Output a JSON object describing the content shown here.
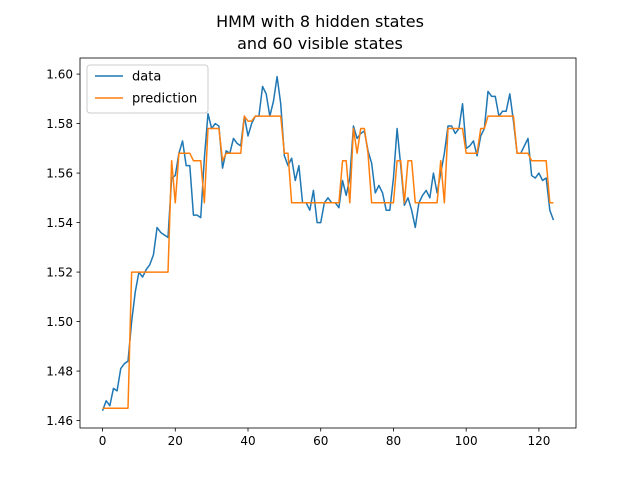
{
  "chart_data": {
    "type": "line",
    "title_lines": [
      "HMM with 8 hidden states",
      "and 60 visible states"
    ],
    "xlabel": "",
    "ylabel": "",
    "xlim": [
      -6.2,
      130.2
    ],
    "ylim": [
      1.457,
      1.6065
    ],
    "x_ticks": [
      0,
      20,
      40,
      60,
      80,
      100,
      120
    ],
    "y_ticks": [
      1.46,
      1.48,
      1.5,
      1.52,
      1.54,
      1.56,
      1.58,
      1.6
    ],
    "x_tick_labels": [
      "0",
      "20",
      "40",
      "60",
      "80",
      "100",
      "120"
    ],
    "y_tick_labels": [
      "1.46",
      "1.48",
      "1.50",
      "1.52",
      "1.54",
      "1.56",
      "1.58",
      "1.60"
    ],
    "grid": false,
    "legend_position": "top-left",
    "colors": {
      "data": "#1f77b4",
      "prediction": "#ff7f0e"
    },
    "series": [
      {
        "name": "data",
        "values": [
          1.464,
          1.468,
          1.466,
          1.473,
          1.472,
          1.481,
          1.483,
          1.484,
          1.5,
          1.512,
          1.52,
          1.518,
          1.521,
          1.523,
          1.527,
          1.538,
          1.536,
          1.535,
          1.534,
          1.558,
          1.559,
          1.568,
          1.573,
          1.563,
          1.563,
          1.543,
          1.543,
          1.542,
          1.566,
          1.584,
          1.578,
          1.58,
          1.579,
          1.562,
          1.569,
          1.568,
          1.574,
          1.572,
          1.571,
          1.583,
          1.575,
          1.58,
          1.583,
          1.583,
          1.595,
          1.592,
          1.583,
          1.589,
          1.599,
          1.588,
          1.567,
          1.563,
          1.566,
          1.557,
          1.563,
          1.548,
          1.548,
          1.545,
          1.553,
          1.54,
          1.54,
          1.548,
          1.55,
          1.548,
          1.548,
          1.546,
          1.557,
          1.551,
          1.558,
          1.579,
          1.574,
          1.576,
          1.577,
          1.569,
          1.564,
          1.552,
          1.555,
          1.552,
          1.545,
          1.545,
          1.558,
          1.578,
          1.563,
          1.547,
          1.55,
          1.545,
          1.538,
          1.548,
          1.551,
          1.553,
          1.55,
          1.56,
          1.552,
          1.56,
          1.568,
          1.579,
          1.579,
          1.576,
          1.578,
          1.588,
          1.57,
          1.571,
          1.573,
          1.567,
          1.575,
          1.578,
          1.593,
          1.591,
          1.591,
          1.583,
          1.585,
          1.585,
          1.592,
          1.581,
          1.568,
          1.568,
          1.571,
          1.574,
          1.559,
          1.558,
          1.56,
          1.557,
          1.558,
          1.545,
          1.541
        ]
      },
      {
        "name": "prediction",
        "values": [
          1.465,
          1.465,
          1.465,
          1.465,
          1.465,
          1.465,
          1.465,
          1.465,
          1.52,
          1.52,
          1.52,
          1.52,
          1.52,
          1.52,
          1.52,
          1.52,
          1.52,
          1.52,
          1.52,
          1.565,
          1.548,
          1.568,
          1.568,
          1.568,
          1.568,
          1.565,
          1.565,
          1.565,
          1.548,
          1.578,
          1.578,
          1.578,
          1.578,
          1.565,
          1.568,
          1.568,
          1.568,
          1.568,
          1.568,
          1.583,
          1.581,
          1.581,
          1.583,
          1.583,
          1.583,
          1.583,
          1.583,
          1.583,
          1.583,
          1.583,
          1.568,
          1.568,
          1.548,
          1.548,
          1.548,
          1.548,
          1.548,
          1.548,
          1.548,
          1.548,
          1.548,
          1.548,
          1.548,
          1.548,
          1.548,
          1.548,
          1.565,
          1.565,
          1.548,
          1.578,
          1.568,
          1.578,
          1.578,
          1.568,
          1.548,
          1.548,
          1.548,
          1.548,
          1.548,
          1.548,
          1.548,
          1.565,
          1.565,
          1.548,
          1.565,
          1.565,
          1.548,
          1.548,
          1.548,
          1.548,
          1.548,
          1.548,
          1.548,
          1.565,
          1.548,
          1.578,
          1.578,
          1.578,
          1.578,
          1.578,
          1.568,
          1.568,
          1.568,
          1.568,
          1.578,
          1.578,
          1.583,
          1.583,
          1.583,
          1.583,
          1.583,
          1.583,
          1.583,
          1.583,
          1.568,
          1.568,
          1.568,
          1.568,
          1.565,
          1.565,
          1.565,
          1.565,
          1.565,
          1.548,
          1.548
        ]
      }
    ]
  }
}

......

▶ [THE EXERCISE]
In your copy of the listing above, reproduce each line exactly and omit all pictures.

▶ [RESPONSE BELOW]
Output a JSON object describing the content shown here.
{
  "chart_data": {
    "type": "line",
    "title_lines": [
      "HMM with 8 hidden states",
      "and 60 visible states"
    ],
    "xlabel": "",
    "ylabel": "",
    "xlim": [
      -6.2,
      130.2
    ],
    "ylim": [
      1.457,
      1.6065
    ],
    "x_ticks": [
      0,
      20,
      40,
      60,
      80,
      100,
      120
    ],
    "y_ticks": [
      1.46,
      1.48,
      1.5,
      1.52,
      1.54,
      1.56,
      1.58,
      1.6
    ],
    "x_tick_labels": [
      "0",
      "20",
      "40",
      "60",
      "80",
      "100",
      "120"
    ],
    "y_tick_labels": [
      "1.46",
      "1.48",
      "1.50",
      "1.52",
      "1.54",
      "1.56",
      "1.58",
      "1.60"
    ],
    "grid": false,
    "legend_position": "top-left",
    "colors": {
      "data": "#1f77b4",
      "prediction": "#ff7f0e"
    },
    "series": [
      {
        "name": "data",
        "values": [
          1.464,
          1.468,
          1.466,
          1.473,
          1.472,
          1.481,
          1.483,
          1.484,
          1.5,
          1.512,
          1.52,
          1.518,
          1.521,
          1.523,
          1.527,
          1.538,
          1.536,
          1.535,
          1.534,
          1.558,
          1.559,
          1.568,
          1.573,
          1.563,
          1.563,
          1.543,
          1.543,
          1.542,
          1.566,
          1.584,
          1.578,
          1.58,
          1.579,
          1.562,
          1.569,
          1.568,
          1.574,
          1.572,
          1.571,
          1.583,
          1.575,
          1.58,
          1.583,
          1.583,
          1.595,
          1.592,
          1.583,
          1.589,
          1.599,
          1.588,
          1.567,
          1.563,
          1.566,
          1.557,
          1.563,
          1.548,
          1.548,
          1.545,
          1.553,
          1.54,
          1.54,
          1.548,
          1.55,
          1.548,
          1.548,
          1.546,
          1.557,
          1.551,
          1.558,
          1.579,
          1.574,
          1.576,
          1.577,
          1.569,
          1.564,
          1.552,
          1.555,
          1.552,
          1.545,
          1.545,
          1.558,
          1.578,
          1.563,
          1.547,
          1.55,
          1.545,
          1.538,
          1.548,
          1.551,
          1.553,
          1.55,
          1.56,
          1.552,
          1.56,
          1.568,
          1.579,
          1.579,
          1.576,
          1.578,
          1.588,
          1.57,
          1.571,
          1.573,
          1.567,
          1.575,
          1.578,
          1.593,
          1.591,
          1.591,
          1.583,
          1.585,
          1.585,
          1.592,
          1.581,
          1.568,
          1.568,
          1.571,
          1.574,
          1.559,
          1.558,
          1.56,
          1.557,
          1.558,
          1.545,
          1.541
        ]
      },
      {
        "name": "prediction",
        "values": [
          1.465,
          1.465,
          1.465,
          1.465,
          1.465,
          1.465,
          1.465,
          1.465,
          1.52,
          1.52,
          1.52,
          1.52,
          1.52,
          1.52,
          1.52,
          1.52,
          1.52,
          1.52,
          1.52,
          1.565,
          1.548,
          1.568,
          1.568,
          1.568,
          1.568,
          1.565,
          1.565,
          1.565,
          1.548,
          1.578,
          1.578,
          1.578,
          1.578,
          1.565,
          1.568,
          1.568,
          1.568,
          1.568,
          1.568,
          1.583,
          1.581,
          1.581,
          1.583,
          1.583,
          1.583,
          1.583,
          1.583,
          1.583,
          1.583,
          1.583,
          1.568,
          1.568,
          1.548,
          1.548,
          1.548,
          1.548,
          1.548,
          1.548,
          1.548,
          1.548,
          1.548,
          1.548,
          1.548,
          1.548,
          1.548,
          1.548,
          1.565,
          1.565,
          1.548,
          1.578,
          1.568,
          1.578,
          1.578,
          1.568,
          1.548,
          1.548,
          1.548,
          1.548,
          1.548,
          1.548,
          1.548,
          1.565,
          1.565,
          1.548,
          1.565,
          1.565,
          1.548,
          1.548,
          1.548,
          1.548,
          1.548,
          1.548,
          1.548,
          1.565,
          1.548,
          1.578,
          1.578,
          1.578,
          1.578,
          1.578,
          1.568,
          1.568,
          1.568,
          1.568,
          1.578,
          1.578,
          1.583,
          1.583,
          1.583,
          1.583,
          1.583,
          1.583,
          1.583,
          1.583,
          1.568,
          1.568,
          1.568,
          1.568,
          1.565,
          1.565,
          1.565,
          1.565,
          1.565,
          1.548,
          1.548
        ]
      }
    ]
  }
}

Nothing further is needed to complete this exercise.